- What you need to do
Reproduce the records below exactly as they appear, omitting any pictures they contain.

──────────────────────────────

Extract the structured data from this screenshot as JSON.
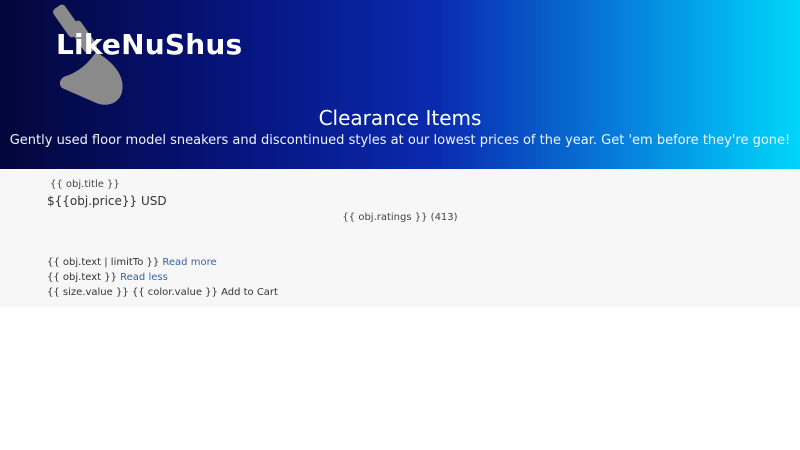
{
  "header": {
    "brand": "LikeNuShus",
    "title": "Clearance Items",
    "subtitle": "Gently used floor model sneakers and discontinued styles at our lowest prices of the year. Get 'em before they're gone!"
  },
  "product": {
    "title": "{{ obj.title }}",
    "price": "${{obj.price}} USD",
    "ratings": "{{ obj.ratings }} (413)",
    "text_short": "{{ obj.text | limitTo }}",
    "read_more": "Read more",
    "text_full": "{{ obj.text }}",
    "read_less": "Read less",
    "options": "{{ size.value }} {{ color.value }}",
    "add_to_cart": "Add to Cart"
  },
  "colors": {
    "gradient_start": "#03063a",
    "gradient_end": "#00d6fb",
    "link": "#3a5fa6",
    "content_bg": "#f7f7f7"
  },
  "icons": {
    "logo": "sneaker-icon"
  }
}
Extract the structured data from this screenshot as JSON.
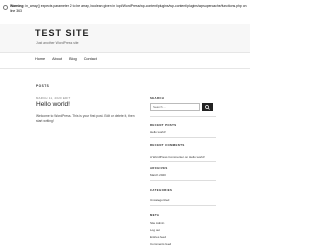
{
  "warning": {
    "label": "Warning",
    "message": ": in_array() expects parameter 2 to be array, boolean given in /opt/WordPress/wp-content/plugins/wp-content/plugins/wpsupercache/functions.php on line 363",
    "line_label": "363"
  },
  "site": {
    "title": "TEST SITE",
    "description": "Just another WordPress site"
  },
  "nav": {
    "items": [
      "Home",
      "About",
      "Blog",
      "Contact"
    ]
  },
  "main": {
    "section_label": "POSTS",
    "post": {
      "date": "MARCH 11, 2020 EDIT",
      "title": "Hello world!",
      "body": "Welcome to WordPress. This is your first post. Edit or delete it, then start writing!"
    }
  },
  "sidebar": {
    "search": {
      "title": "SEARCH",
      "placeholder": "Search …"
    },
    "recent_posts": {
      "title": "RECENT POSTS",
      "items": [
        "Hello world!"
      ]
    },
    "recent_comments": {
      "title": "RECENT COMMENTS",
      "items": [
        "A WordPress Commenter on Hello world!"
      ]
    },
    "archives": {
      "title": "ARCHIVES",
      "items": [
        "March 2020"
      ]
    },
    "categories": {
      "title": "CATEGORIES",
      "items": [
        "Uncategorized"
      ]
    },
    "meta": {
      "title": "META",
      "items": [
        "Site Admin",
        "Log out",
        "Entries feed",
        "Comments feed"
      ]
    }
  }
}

──────────────────────────────

- Worked answer
Extract the structured data from this screenshot as JSON.
{
  "header": {
    "brand": "LikeNuShus",
    "title": "Clearance Items",
    "subtitle": "Gently used floor model sneakers and discontinued styles at our lowest prices of the year. Get 'em before they're gone!"
  },
  "product": {
    "title": "{{ obj.title }}",
    "price": "${{obj.price}} USD",
    "ratings": "{{ obj.ratings }} (413)",
    "text_short": "{{ obj.text | limitTo }}",
    "read_more": "Read more",
    "text_full": "{{ obj.text }}",
    "read_less": "Read less",
    "options": "{{ size.value }} {{ color.value }}",
    "add_to_cart": "Add to Cart"
  },
  "colors": {
    "gradient_start": "#03063a",
    "gradient_end": "#00d6fb",
    "link": "#3a5fa6",
    "content_bg": "#f7f7f7"
  },
  "icons": {
    "logo": "sneaker-icon"
  }
}
Extract the structured data from this screenshot as JSON.
{
  "warning": {
    "label": "Warning",
    "message": ": in_array() expects parameter 2 to be array, boolean given in /opt/WordPress/wp-content/plugins/wp-content/plugins/wpsupercache/functions.php on line 363",
    "line_label": "363"
  },
  "site": {
    "title": "TEST SITE",
    "description": "Just another WordPress site"
  },
  "nav": {
    "items": [
      "Home",
      "About",
      "Blog",
      "Contact"
    ]
  },
  "main": {
    "section_label": "POSTS",
    "post": {
      "date": "MARCH 11, 2020 EDIT",
      "title": "Hello world!",
      "body": "Welcome to WordPress. This is your first post. Edit or delete it, then start writing!"
    }
  },
  "sidebar": {
    "search": {
      "title": "SEARCH",
      "placeholder": "Search …"
    },
    "recent_posts": {
      "title": "RECENT POSTS",
      "items": [
        "Hello world!"
      ]
    },
    "recent_comments": {
      "title": "RECENT COMMENTS",
      "items": [
        "A WordPress Commenter on Hello world!"
      ]
    },
    "archives": {
      "title": "ARCHIVES",
      "items": [
        "March 2020"
      ]
    },
    "categories": {
      "title": "CATEGORIES",
      "items": [
        "Uncategorized"
      ]
    },
    "meta": {
      "title": "META",
      "items": [
        "Site Admin",
        "Log out",
        "Entries feed",
        "Comments feed"
      ]
    }
  }
}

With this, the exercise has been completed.